What the task asks: Every line that contains "программам" counts once; give the total number of such lines, with no other words.

Data to use:
+ + + + + + +
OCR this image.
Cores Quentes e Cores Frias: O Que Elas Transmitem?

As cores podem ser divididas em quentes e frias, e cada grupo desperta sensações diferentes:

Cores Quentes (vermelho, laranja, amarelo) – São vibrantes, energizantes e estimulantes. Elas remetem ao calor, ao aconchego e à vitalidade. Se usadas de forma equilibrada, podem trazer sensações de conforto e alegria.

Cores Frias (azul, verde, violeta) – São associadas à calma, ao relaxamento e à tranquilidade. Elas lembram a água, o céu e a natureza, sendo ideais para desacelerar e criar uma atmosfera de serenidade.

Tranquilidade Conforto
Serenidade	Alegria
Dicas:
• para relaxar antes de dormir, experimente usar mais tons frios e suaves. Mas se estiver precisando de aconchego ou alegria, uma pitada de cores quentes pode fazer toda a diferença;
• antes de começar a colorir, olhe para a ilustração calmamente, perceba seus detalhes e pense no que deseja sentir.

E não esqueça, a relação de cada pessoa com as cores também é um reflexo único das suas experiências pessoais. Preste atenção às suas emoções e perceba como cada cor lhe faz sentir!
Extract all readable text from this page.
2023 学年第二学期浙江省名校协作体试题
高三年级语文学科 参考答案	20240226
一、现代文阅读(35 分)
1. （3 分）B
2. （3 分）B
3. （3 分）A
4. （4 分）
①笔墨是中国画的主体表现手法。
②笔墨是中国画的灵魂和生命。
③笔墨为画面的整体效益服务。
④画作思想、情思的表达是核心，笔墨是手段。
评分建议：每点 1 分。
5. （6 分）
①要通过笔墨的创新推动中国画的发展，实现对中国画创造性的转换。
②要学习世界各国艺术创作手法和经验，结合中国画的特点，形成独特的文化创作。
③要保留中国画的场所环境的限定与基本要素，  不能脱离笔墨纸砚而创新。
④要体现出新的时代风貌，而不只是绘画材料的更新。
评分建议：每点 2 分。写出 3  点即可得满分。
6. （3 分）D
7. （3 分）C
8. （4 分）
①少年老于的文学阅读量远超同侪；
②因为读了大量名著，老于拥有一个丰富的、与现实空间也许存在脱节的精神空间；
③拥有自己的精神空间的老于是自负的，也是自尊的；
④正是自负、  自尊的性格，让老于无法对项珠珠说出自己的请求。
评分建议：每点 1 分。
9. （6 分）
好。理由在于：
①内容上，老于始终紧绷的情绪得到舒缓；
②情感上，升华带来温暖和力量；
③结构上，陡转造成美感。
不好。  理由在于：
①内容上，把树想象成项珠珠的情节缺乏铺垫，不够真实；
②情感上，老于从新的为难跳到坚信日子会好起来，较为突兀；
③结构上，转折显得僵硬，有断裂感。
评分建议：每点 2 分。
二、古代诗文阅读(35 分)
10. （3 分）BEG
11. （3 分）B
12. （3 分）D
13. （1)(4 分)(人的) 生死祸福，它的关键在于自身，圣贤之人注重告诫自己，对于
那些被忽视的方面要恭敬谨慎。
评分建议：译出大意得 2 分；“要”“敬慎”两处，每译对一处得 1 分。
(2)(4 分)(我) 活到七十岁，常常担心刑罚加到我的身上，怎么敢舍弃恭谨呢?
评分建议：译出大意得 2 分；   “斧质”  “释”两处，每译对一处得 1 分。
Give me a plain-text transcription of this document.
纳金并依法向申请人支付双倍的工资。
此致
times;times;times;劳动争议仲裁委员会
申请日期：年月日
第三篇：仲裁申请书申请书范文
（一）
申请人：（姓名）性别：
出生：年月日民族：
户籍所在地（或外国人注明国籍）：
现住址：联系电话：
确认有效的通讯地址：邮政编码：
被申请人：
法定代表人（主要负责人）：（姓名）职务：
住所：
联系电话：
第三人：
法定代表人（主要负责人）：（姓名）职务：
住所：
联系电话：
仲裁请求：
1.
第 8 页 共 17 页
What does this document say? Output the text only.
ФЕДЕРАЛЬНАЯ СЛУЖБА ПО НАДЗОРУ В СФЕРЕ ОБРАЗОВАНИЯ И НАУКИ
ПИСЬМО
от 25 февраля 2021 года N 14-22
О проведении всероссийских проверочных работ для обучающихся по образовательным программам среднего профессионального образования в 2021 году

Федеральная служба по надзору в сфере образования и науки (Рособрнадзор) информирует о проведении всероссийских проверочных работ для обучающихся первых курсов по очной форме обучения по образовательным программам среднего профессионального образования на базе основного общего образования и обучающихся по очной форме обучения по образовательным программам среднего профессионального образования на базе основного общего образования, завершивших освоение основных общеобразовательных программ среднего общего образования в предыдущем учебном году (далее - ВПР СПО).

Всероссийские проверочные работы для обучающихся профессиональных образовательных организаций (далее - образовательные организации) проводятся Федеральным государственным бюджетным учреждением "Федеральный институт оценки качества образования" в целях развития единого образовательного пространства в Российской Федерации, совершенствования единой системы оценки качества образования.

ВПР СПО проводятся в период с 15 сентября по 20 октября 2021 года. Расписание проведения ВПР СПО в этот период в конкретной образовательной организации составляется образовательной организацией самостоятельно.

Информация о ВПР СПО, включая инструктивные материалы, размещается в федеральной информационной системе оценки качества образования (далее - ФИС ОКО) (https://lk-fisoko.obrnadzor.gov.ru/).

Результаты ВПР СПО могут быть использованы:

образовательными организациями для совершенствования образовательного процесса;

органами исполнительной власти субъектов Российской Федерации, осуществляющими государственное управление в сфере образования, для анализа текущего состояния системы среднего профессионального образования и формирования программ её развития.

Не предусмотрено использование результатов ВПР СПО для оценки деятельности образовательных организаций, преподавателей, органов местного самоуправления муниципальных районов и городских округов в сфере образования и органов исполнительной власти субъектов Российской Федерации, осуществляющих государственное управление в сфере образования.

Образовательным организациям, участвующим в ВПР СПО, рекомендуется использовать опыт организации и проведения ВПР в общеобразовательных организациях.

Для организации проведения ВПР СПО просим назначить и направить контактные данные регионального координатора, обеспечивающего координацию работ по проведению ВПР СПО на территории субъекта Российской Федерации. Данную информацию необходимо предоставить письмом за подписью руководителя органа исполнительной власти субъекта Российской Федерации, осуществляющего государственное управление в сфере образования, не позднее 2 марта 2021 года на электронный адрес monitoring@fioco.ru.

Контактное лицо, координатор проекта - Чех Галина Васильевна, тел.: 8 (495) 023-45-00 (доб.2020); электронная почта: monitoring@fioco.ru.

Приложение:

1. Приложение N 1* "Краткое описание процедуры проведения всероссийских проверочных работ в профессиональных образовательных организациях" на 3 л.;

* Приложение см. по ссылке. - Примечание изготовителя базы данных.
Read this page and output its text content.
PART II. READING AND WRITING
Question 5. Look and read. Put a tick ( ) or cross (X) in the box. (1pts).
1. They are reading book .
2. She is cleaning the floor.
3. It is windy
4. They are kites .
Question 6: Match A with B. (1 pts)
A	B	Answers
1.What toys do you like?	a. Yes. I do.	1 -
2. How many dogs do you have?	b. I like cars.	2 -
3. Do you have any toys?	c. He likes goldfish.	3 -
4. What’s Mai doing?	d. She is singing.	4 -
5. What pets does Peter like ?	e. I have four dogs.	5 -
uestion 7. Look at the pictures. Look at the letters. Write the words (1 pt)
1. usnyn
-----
+ + + + + + +
Result below: 2